◆ **ЗАДАНИЯ**
1. Переведите на английский язык предложение из воспоминаний о Лядове и Балакиреве: «В приёме «мелодической фигурации» он был особенно требователен, добиваясь не только технического совершенства, но и возможной напевности, мелодической значимости».
2. Определите, согласуются ли с воспоминаниями о Лядове и Балакиреве утверждения ниже. Ответьте «да» или «нет» и приведите решающие слова текста.
(а) Мотив 13-й венгерской рапсодии Листа всплыл в памяти автора спустя 65 лет.
(б) Мальчики знали, что танцуют под рапсодию Листа.
(в) В мелодической фигурации Лядов добивался от учеников только технического совершенства.

◆ **ФРАГМЕНТ ТЕКСТА**
* * * * *
Зато те из приносимых нами работ,— будь то хорал, с сопровождающей мелодической фигурацией, или менуэт, скерцо,— которые ему нравились, он отлично и с видимым аппетитом исполнял, и так хорошо это у него выходило, что автор не узнавал своего произведения, совершенно преображённого в элегантной игре Лядова.
В приёме «мелодической фигурации» он был особенно требователен, добиваясь не только технического совершенства, но и возможной напевности, мелодической значимости. Он это дело, видимо, любил, и эту любовь к художественной отделке деталей передавал ученикам.
Нужно добавить ещё, что такой облик Лядова,— с ленцою в движениях и с прищуренным взглядом, как человека несколько утомлённого,— вообще был свойственен ему, и не только при ведении занятий...
Одно из моих первых, наиболее свежих воспоминаний, рисующих Балакирева среди мальчиков — учеников Капеллы, вызвано музыкальным мотивом, неожиданно, 65 лет спустя, всплывшим как-то у меня в памяти: это мотив 13-й венгерской рапсодии Листа. Милый, игриво-грустный мотив, так гармонично отвечающий воспоминанию о далеком прошлом. Именно под этот мотив мы, мальчики, отплясывали пребойко в большом рекреационном зале кадриль, польку и кто во что горазд, даже и не подозревая, что танцуем под звуки чудесной листовской рапсодии. Она сменялась шопеновскими вальсами и мазурками, сдабриваемыми вдохновенными импровизациями самого Балакирева, играющего и добродушно на нас поглядывающего.
* * * * *
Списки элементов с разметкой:
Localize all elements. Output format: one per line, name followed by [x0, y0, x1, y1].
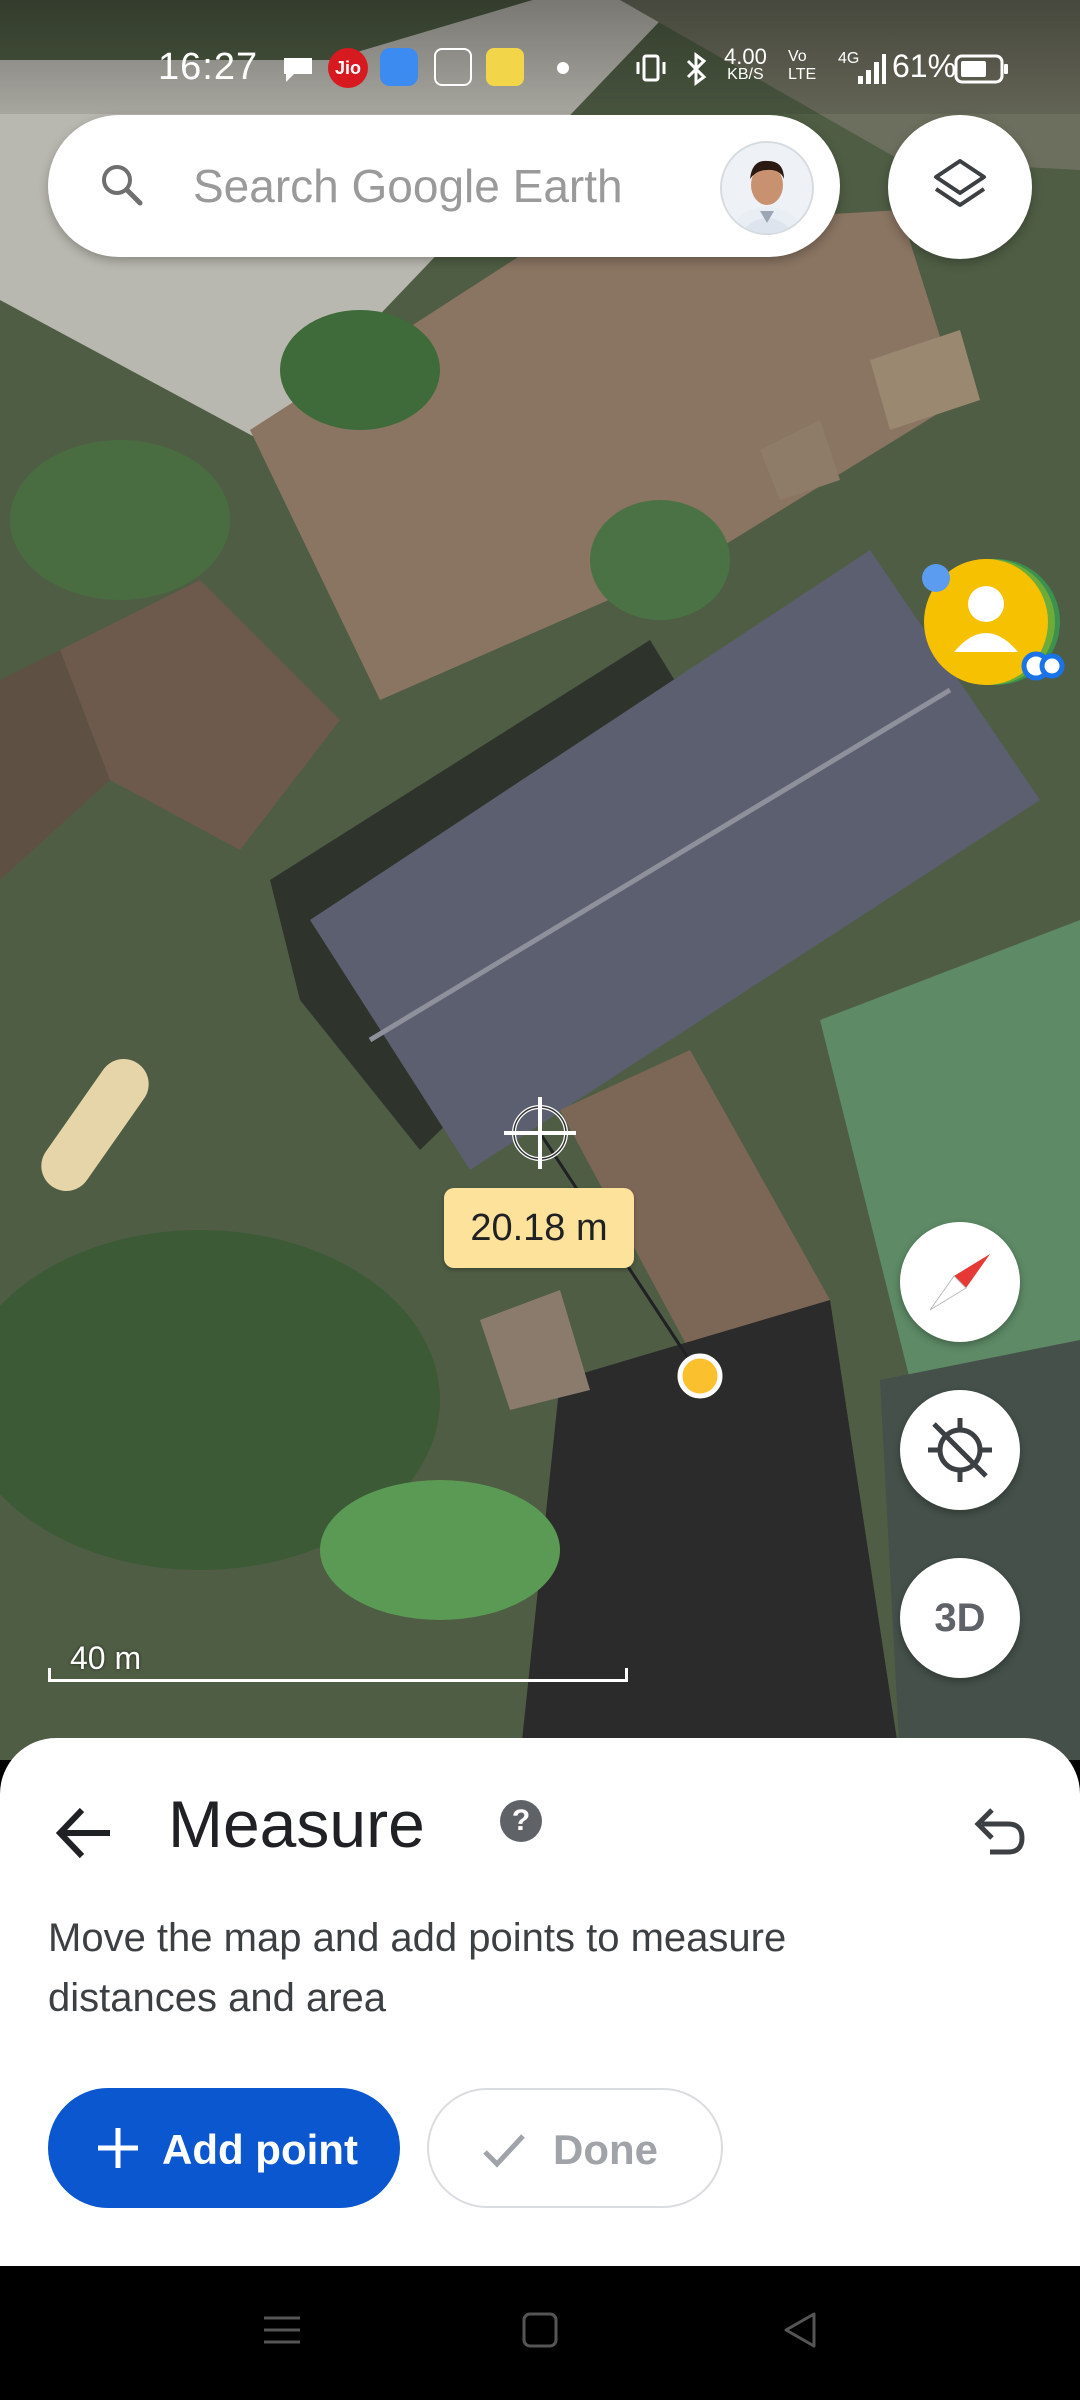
3d-toggle-button[interactable]: 3D: [900, 1558, 1020, 1678]
chat-icon: [284, 58, 312, 82]
measure-point-marker: [677, 1353, 723, 1399]
compass-icon: [929, 1254, 990, 1311]
distance-label: 20.18 m: [444, 1188, 634, 1268]
status-time: 16:27: [158, 46, 259, 88]
vibrate-icon: [636, 54, 666, 82]
scale-bar: [48, 1668, 628, 1682]
network-speed: 4.00 KB/S: [724, 44, 767, 84]
signal-icon: [858, 54, 886, 84]
battery-icon: [954, 54, 1008, 84]
bluetooth-icon: [686, 52, 707, 86]
status-bar: 16:27 Jio 4.00 KB/S Vo LTE 4G 61%: [0, 0, 1080, 114]
crosshair-icon: [504, 1097, 576, 1169]
more-notifications-dot-icon: [557, 62, 569, 74]
help-icon[interactable]: ?: [500, 1800, 542, 1842]
home-nav-icon[interactable]: [520, 2310, 560, 2350]
search-icon: [102, 165, 143, 206]
paytm-icon: [486, 48, 524, 86]
satellite-map[interactable]: 20.18 m 40 m: [0, 0, 1080, 1760]
menu-nav-icon[interactable]: [262, 2310, 302, 2350]
instruction-text: Move the map and add points to measure d…: [48, 1916, 787, 2020]
battery-percent: 61%: [892, 48, 957, 84]
back-nav-icon[interactable]: [780, 2310, 820, 2350]
app-icon: [380, 48, 418, 86]
search-input[interactable]: Search Google Earth: [193, 159, 623, 213]
compass-button[interactable]: [900, 1222, 1020, 1342]
add-point-button[interactable]: Add point: [48, 2088, 400, 2208]
done-label: Done: [553, 2126, 658, 2173]
sheet-title: Measure: [168, 1787, 425, 1861]
voyager-avatar-button[interactable]: [918, 556, 1068, 696]
person-icon: [922, 559, 1065, 685]
plus-icon: [98, 2128, 138, 2168]
layers-icon: [934, 159, 986, 207]
profile-photo: [722, 143, 812, 233]
avatar[interactable]: [720, 141, 814, 235]
back-arrow-icon[interactable]: [50, 1798, 120, 1868]
measure-sheet: Measure ? Move the map and add points to…: [0, 1738, 1080, 2266]
add-point-label: Add point: [162, 2126, 358, 2173]
done-button[interactable]: Done: [427, 2088, 723, 2208]
check-icon: [483, 2134, 525, 2168]
measure-overlay: [504, 1097, 723, 1399]
3d-label: 3D: [934, 1596, 986, 1640]
location-off-icon: [928, 1418, 992, 1482]
layers-button[interactable]: [888, 115, 1032, 259]
grid-app-icon: [434, 48, 472, 86]
search-bar[interactable]: Search Google Earth: [48, 115, 840, 257]
volte-icon: Vo LTE: [788, 48, 817, 83]
jio-icon: Jio: [328, 48, 368, 88]
system-nav-bar: [0, 2266, 1080, 2400]
undo-icon[interactable]: [962, 1796, 1032, 1866]
my-location-button[interactable]: [900, 1390, 1020, 1510]
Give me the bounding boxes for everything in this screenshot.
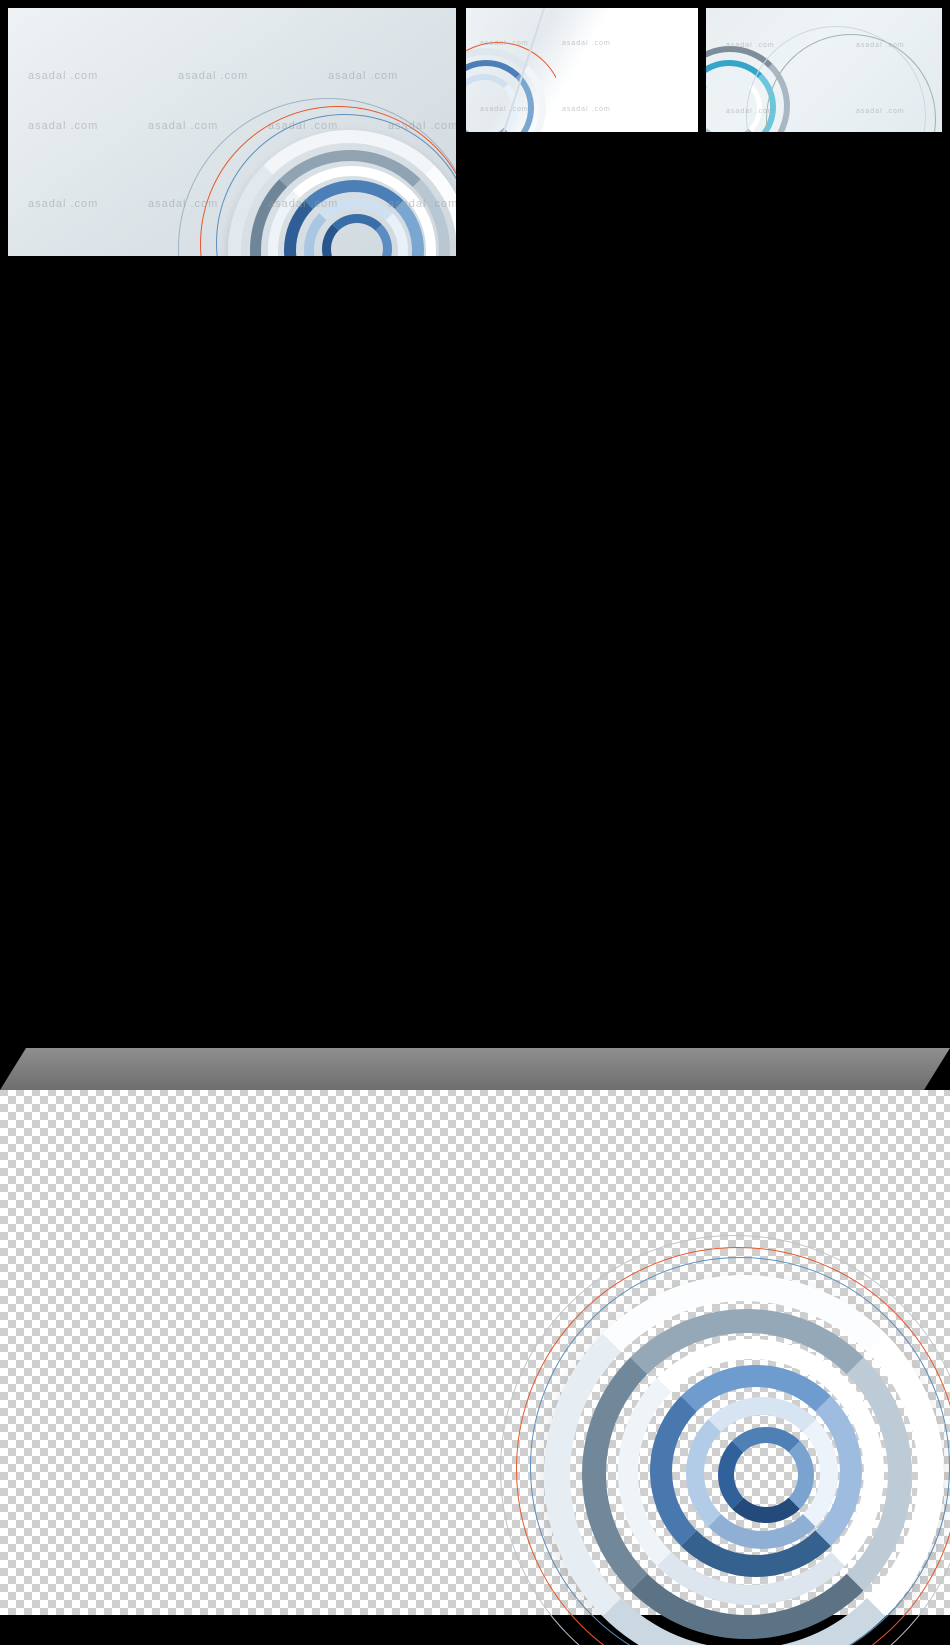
png-image-banner [0, 1048, 950, 1090]
contents-title [554, 26, 626, 28]
banner-notch-left [0, 1048, 26, 1090]
swirl-graphic [470, 1225, 950, 1645]
png-image-section [0, 1048, 950, 1645]
cover-slide[interactable]: asadal .com asadal .com asadal .com asad… [8, 8, 456, 256]
banner-notch-right [924, 1048, 950, 1090]
contents-list[interactable] [554, 58, 674, 73]
slide-insert-title[interactable]: asadal .com asadal .com asadal .com asad… [706, 8, 942, 132]
slide-contents[interactable]: asadal .com asadal .com asadal .com asad… [466, 8, 698, 132]
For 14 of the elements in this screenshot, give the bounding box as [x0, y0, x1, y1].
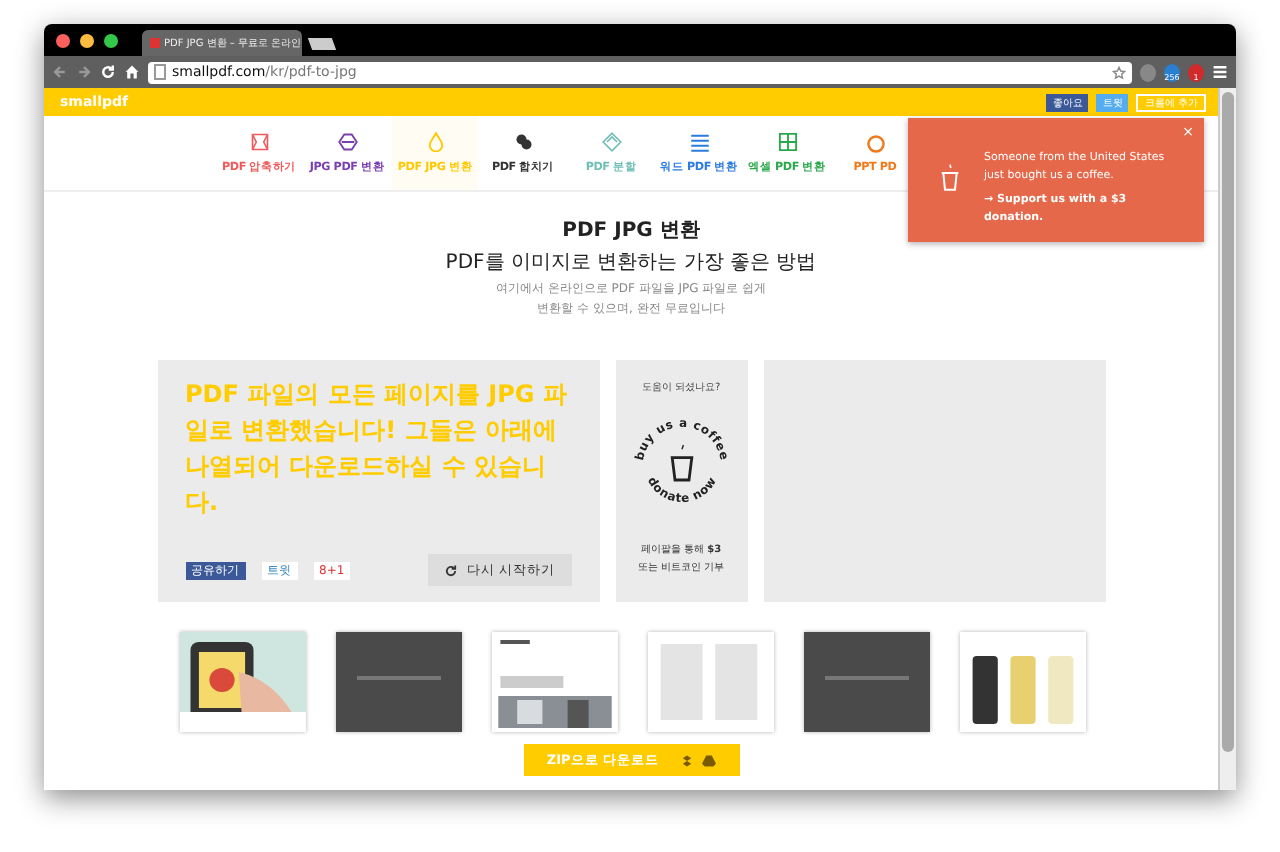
pdf-icon	[150, 38, 160, 48]
coffee-cup-icon	[940, 162, 960, 194]
menu-icon[interactable]	[1212, 64, 1228, 80]
maximize-window-icon[interactable]	[104, 33, 118, 47]
page-subtitle: PDF를 이미지로 변환하는 가장 좋은 방법	[445, 250, 817, 276]
new-tab-button[interactable]	[307, 38, 337, 50]
home-icon[interactable]	[124, 64, 140, 80]
close-window-icon[interactable]	[56, 33, 70, 47]
page-title: PDF JPG 변환	[562, 218, 700, 244]
reload-icon	[444, 563, 459, 577]
scrollbar[interactable]	[1218, 88, 1236, 790]
result-message: PDF 파일의 모든 페이지를 JPG 파일로 변환했습니다! 그들은 아래에 나열되어 다운로드하실 수 있습니다.	[185, 378, 569, 520]
minimize-window-icon[interactable]	[80, 33, 94, 47]
reload-icon[interactable]	[100, 64, 116, 80]
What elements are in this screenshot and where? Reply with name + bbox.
* * * * *
◆ **ОТВЕТЫ К ЗАДАНИЯМ**
1. In the technique of "melodic figuration" he was especially demanding, striving not only for technical perfection but also for the greatest possible melodiousness and melodic significance.

2.
(а) Да: «неожиданно, 65 лет спустя, всплывшим как-то у меня в памяти: это мотив 13-й венгерской рапсодии Листа».
(б) Нет: «даже и не подозревая, что танцуем под звуки чудесной листовской рапсодии».
(в) Нет: «добиваясь не только технического совершенства, но и возможной напевности, мелодической значимости».